Extract the complete listing and repeat it word for word.

*RECORD SET*
------------

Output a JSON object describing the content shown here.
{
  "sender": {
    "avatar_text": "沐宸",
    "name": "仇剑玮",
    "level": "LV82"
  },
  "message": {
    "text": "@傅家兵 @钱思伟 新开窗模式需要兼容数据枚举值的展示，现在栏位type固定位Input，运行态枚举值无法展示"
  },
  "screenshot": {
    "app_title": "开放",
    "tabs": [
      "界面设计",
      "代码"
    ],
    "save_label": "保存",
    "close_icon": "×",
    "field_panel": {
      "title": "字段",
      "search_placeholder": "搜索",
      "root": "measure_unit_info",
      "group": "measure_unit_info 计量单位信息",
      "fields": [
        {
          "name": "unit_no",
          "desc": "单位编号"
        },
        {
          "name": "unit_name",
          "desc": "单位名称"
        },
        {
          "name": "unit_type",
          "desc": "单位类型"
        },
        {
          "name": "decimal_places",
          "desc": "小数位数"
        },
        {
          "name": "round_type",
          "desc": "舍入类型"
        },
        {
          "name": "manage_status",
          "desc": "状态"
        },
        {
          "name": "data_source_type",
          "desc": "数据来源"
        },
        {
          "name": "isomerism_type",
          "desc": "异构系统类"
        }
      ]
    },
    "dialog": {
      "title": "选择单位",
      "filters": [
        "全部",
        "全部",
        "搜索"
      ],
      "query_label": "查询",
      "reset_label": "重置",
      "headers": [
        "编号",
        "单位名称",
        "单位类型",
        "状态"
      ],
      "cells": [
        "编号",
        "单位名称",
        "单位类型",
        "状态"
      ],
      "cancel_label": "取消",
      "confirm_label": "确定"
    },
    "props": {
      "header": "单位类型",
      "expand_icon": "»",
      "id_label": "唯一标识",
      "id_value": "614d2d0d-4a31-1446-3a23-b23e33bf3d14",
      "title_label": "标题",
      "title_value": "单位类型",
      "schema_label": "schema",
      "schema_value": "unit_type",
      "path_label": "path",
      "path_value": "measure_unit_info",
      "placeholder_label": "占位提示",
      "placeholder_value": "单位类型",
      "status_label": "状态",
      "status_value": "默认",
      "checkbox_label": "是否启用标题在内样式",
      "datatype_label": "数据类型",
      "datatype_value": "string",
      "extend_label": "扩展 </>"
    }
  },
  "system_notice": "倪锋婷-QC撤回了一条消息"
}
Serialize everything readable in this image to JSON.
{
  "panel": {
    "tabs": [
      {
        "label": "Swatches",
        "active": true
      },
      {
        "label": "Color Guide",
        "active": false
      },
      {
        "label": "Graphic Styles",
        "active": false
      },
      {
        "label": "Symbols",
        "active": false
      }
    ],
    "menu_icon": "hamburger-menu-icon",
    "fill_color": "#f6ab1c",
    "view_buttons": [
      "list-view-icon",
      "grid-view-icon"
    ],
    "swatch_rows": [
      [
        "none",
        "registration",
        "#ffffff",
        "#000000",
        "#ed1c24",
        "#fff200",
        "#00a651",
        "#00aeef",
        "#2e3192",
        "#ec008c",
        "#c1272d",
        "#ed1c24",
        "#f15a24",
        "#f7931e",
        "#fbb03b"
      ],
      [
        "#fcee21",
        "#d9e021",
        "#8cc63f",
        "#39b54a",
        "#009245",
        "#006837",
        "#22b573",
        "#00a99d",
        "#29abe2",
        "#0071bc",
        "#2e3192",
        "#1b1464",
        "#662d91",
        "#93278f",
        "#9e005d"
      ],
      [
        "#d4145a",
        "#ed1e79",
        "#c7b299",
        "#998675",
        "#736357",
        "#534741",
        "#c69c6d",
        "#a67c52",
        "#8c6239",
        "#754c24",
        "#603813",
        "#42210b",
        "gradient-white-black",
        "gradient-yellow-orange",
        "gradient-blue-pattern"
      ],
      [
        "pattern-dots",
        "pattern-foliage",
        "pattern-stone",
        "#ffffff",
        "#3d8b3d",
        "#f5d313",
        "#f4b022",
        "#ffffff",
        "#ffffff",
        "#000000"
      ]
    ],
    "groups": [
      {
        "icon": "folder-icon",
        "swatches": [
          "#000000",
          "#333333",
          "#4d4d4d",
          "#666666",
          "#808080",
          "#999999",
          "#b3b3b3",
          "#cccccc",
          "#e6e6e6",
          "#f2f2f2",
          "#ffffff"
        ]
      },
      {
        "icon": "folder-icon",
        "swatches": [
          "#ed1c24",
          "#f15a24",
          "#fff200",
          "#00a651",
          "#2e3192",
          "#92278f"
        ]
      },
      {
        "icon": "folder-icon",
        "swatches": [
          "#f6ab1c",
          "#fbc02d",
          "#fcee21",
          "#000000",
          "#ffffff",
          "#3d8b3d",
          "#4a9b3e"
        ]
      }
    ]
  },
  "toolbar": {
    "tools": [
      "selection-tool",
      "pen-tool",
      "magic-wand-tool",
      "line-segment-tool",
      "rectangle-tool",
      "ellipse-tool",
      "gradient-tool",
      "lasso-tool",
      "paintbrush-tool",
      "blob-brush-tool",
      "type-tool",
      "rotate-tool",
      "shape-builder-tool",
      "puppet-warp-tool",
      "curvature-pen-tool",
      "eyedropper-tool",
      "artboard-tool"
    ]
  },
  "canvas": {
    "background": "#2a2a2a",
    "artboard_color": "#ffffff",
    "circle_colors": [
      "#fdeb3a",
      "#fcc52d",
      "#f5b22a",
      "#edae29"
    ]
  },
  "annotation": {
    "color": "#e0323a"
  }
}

------------

*TASK ANSWER*
Output a JSON object describing the content shown here.
{
  "sender": {
    "avatar_text": "沐宸",
    "name": "仇剑玮",
    "level": "LV82"
  },
  "message": {
    "text": "@傅家兵 @钱思伟 新开窗模式需要兼容数据枚举值的展示，现在栏位type固定位Input，运行态枚举值无法展示"
  },
  "screenshot": {
    "app_title": "开放",
    "tabs": [
      "界面设计",
      "代码"
    ],
    "save_label": "保存",
    "close_icon": "×",
    "field_panel": {
      "title": "字段",
      "search_placeholder": "搜索",
      "root": "measure_unit_info",
      "group": "measure_unit_info 计量单位信息",
      "fields": [
        {
          "name": "unit_no",
          "desc": "单位编号"
        },
        {
          "name": "unit_name",
          "desc": "单位名称"
        },
        {
          "name": "unit_type",
          "desc": "单位类型"
        },
        {
          "name": "decimal_places",
          "desc": "小数位数"
        },
        {
          "name": "round_type",
          "desc": "舍入类型"
        },
        {
          "name": "manage_status",
          "desc": "状态"
        },
        {
          "name": "data_source_type",
          "desc": "数据来源"
        },
        {
          "name": "isomerism_type",
          "desc": "异构系统类"
        }
      ]
    },
    "dialog": {
      "title": "选择单位",
      "filters": [
        "全部",
        "全部",
        "搜索"
      ],
      "query_label": "查询",
      "reset_label": "重置",
      "headers": [
        "编号",
        "单位名称",
        "单位类型",
        "状态"
      ],
      "cells": [
        "编号",
        "单位名称",
        "单位类型",
        "状态"
      ],
      "cancel_label": "取消",
      "confirm_label": "确定"
    },
    "props": {
      "header": "单位类型",
      "expand_icon": "»",
      "id_label": "唯一标识",
      "id_value": "614d2d0d-4a31-1446-3a23-b23e33bf3d14",
      "title_label": "标题",
      "title_value": "单位类型",
      "schema_label": "schema",
      "schema_value": "unit_type",
      "path_label": "path",
      "path_value": "measure_unit_info",
      "placeholder_label": "占位提示",
      "placeholder_value": "单位类型",
      "status_label": "状态",
      "status_value": "默认",
      "checkbox_label": "是否启用标题在内样式",
      "datatype_label": "数据类型",
      "datatype_value": "string",
      "extend_label": "扩展 </>"
    }
  },
  "system_notice": "倪锋婷-QC撤回了一条消息"
}
Serialize everything readable in this image to JSON.
{
  "panel": {
    "tabs": [
      {
        "label": "Swatches",
        "active": true
      },
      {
        "label": "Color Guide",
        "active": false
      },
      {
        "label": "Graphic Styles",
        "active": false
      },
      {
        "label": "Symbols",
        "active": false
      }
    ],
    "menu_icon": "hamburger-menu-icon",
    "fill_color": "#f6ab1c",
    "view_buttons": [
      "list-view-icon",
      "grid-view-icon"
    ],
    "swatch_rows": [
      [
        "none",
        "registration",
        "#ffffff",
        "#000000",
        "#ed1c24",
        "#fff200",
        "#00a651",
        "#00aeef",
        "#2e3192",
        "#ec008c",
        "#c1272d",
        "#ed1c24",
        "#f15a24",
        "#f7931e",
        "#fbb03b"
      ],
      [
        "#fcee21",
        "#d9e021",
        "#8cc63f",
        "#39b54a",
        "#009245",
        "#006837",
        "#22b573",
        "#00a99d",
        "#29abe2",
        "#0071bc",
        "#2e3192",
        "#1b1464",
        "#662d91",
        "#93278f",
        "#9e005d"
      ],
      [
        "#d4145a",
        "#ed1e79",
        "#c7b299",
        "#998675",
        "#736357",
        "#534741",
        "#c69c6d",
        "#a67c52",
        "#8c6239",
        "#754c24",
        "#603813",
        "#42210b",
        "gradient-white-black",
        "gradient-yellow-orange",
        "gradient-blue-pattern"
      ],
      [
        "pattern-dots",
        "pattern-foliage",
        "pattern-stone",
        "#ffffff",
        "#3d8b3d",
        "#f5d313",
        "#f4b022",
        "#ffffff",
        "#ffffff",
        "#000000"
      ]
    ],
    "groups": [
      {
        "icon": "folder-icon",
        "swatches": [
          "#000000",
          "#333333",
          "#4d4d4d",
          "#666666",
          "#808080",
          "#999999",
          "#b3b3b3",
          "#cccccc",
          "#e6e6e6",
          "#f2f2f2",
          "#ffffff"
        ]
      },
      {
        "icon": "folder-icon",
        "swatches": [
          "#ed1c24",
          "#f15a24",
          "#fff200",
          "#00a651",
          "#2e3192",
          "#92278f"
        ]
      },
      {
        "icon": "folder-icon",
        "swatches": [
          "#f6ab1c",
          "#fbc02d",
          "#fcee21",
          "#000000",
          "#ffffff",
          "#3d8b3d",
          "#4a9b3e"
        ]
      }
    ]
  },
  "toolbar": {
    "tools": [
      "selection-tool",
      "pen-tool",
      "magic-wand-tool",
      "line-segment-tool",
      "rectangle-tool",
      "ellipse-tool",
      "gradient-tool",
      "lasso-tool",
      "paintbrush-tool",
      "blob-brush-tool",
      "type-tool",
      "rotate-tool",
      "shape-builder-tool",
      "puppet-warp-tool",
      "curvature-pen-tool",
      "eyedropper-tool",
      "artboard-tool"
    ]
  },
  "canvas": {
    "background": "#2a2a2a",
    "artboard_color": "#ffffff",
    "circle_colors": [
      "#fdeb3a",
      "#fcc52d",
      "#f5b22a",
      "#edae29"
    ]
  },
  "annotation": {
    "color": "#e0323a"
  }
}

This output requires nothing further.